Skip the images. Copy the records exactly as written.
─── DATA TO USE
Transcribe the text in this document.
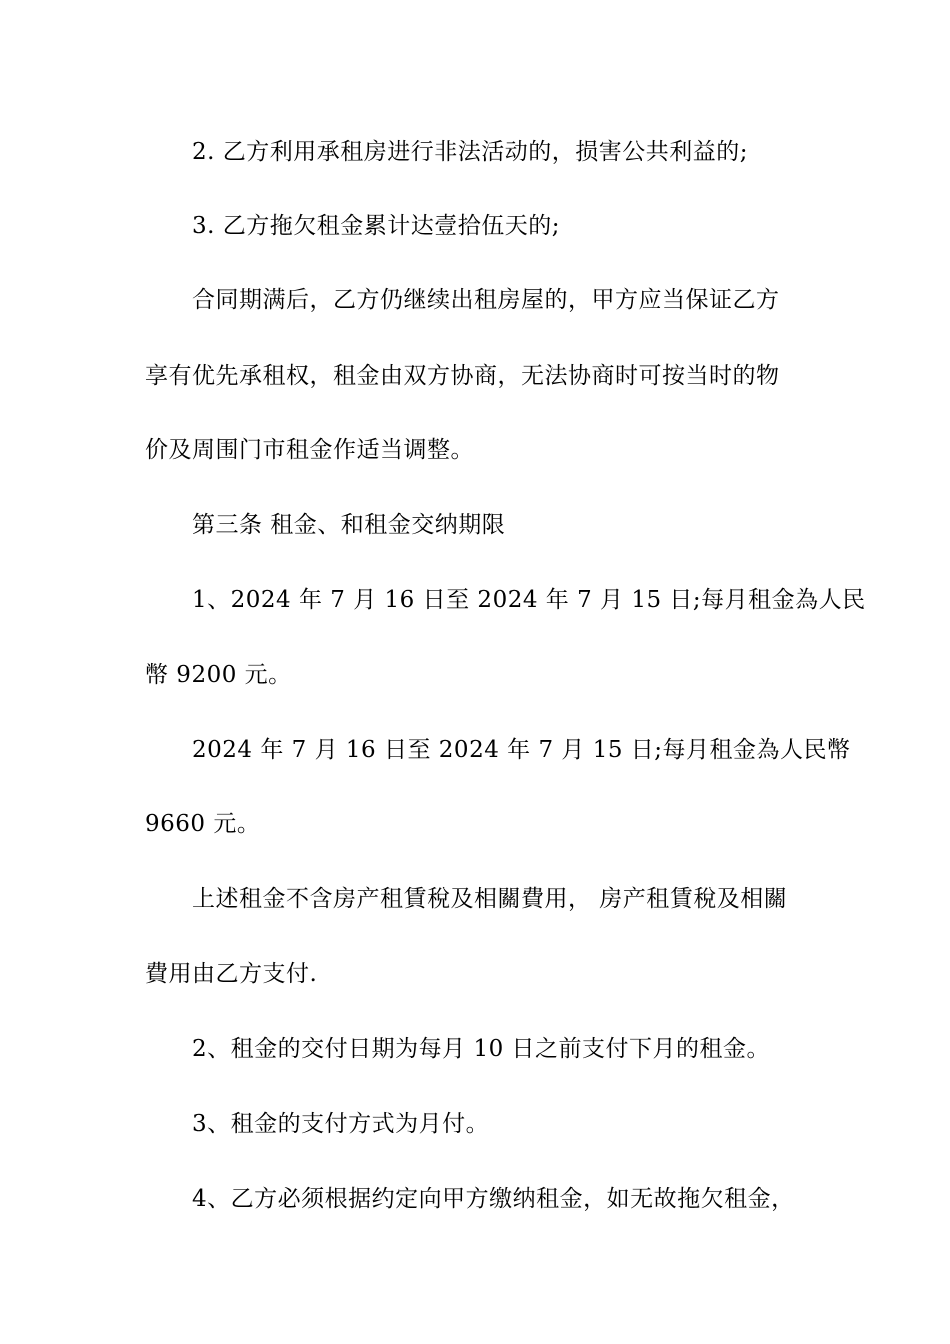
2. 乙方利用承租房进行非法活动的，损害公共利益的;
3. 乙方拖欠租金累计达壹拾伍天的;
合同期满后，乙方仍继续出租房屋的，甲方应当保证乙方
享有优先承租权，租金由双方协商，无法协商时可按当时的物
价及周围门市租金作适当调整。
第三条 租金、和租金交纳期限
1、2024 年 7 月 16 日至 2024 年 7 月 15 日;每月租金為人民
幣 9200 元。
2024 年 7 月 16 日至 2024 年 7 月 15 日;每月租金為人民幣
9660 元。
上述租金不含房产租賃稅及相關費用， 房产租賃稅及相關
費用由乙方支付.
2、租金的交付日期为每月 10 日之前支付下月的租金。
3、租金的支付方式为月付。
4、乙方必须根据约定向甲方缴纳租金，如无故拖欠租金，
──────
## [RESPONSE TO THE TASK]
Transcribe the text in this document.
2. 乙方利用承租房进行非法活动的，损害公共利益的;
3. 乙方拖欠租金累计达壹拾伍天的;
合同期满后，乙方仍继续出租房屋的，甲方应当保证乙方
享有优先承租权，租金由双方协商，无法协商时可按当时的物
价及周围门市租金作适当调整。
第三条 租金、和租金交纳期限
1、2024 年 7 月 16 日至 2024 年 7 月 15 日;每月租金為人民
幣 9200 元。
2024 年 7 月 16 日至 2024 年 7 月 15 日;每月租金為人民幣
9660 元。
上述租金不含房产租賃稅及相關費用， 房产租賃稅及相關
費用由乙方支付.
2、租金的交付日期为每月 10 日之前支付下月的租金。
3、租金的支付方式为月付。
4、乙方必须根据约定向甲方缴纳租金，如无故拖欠租金，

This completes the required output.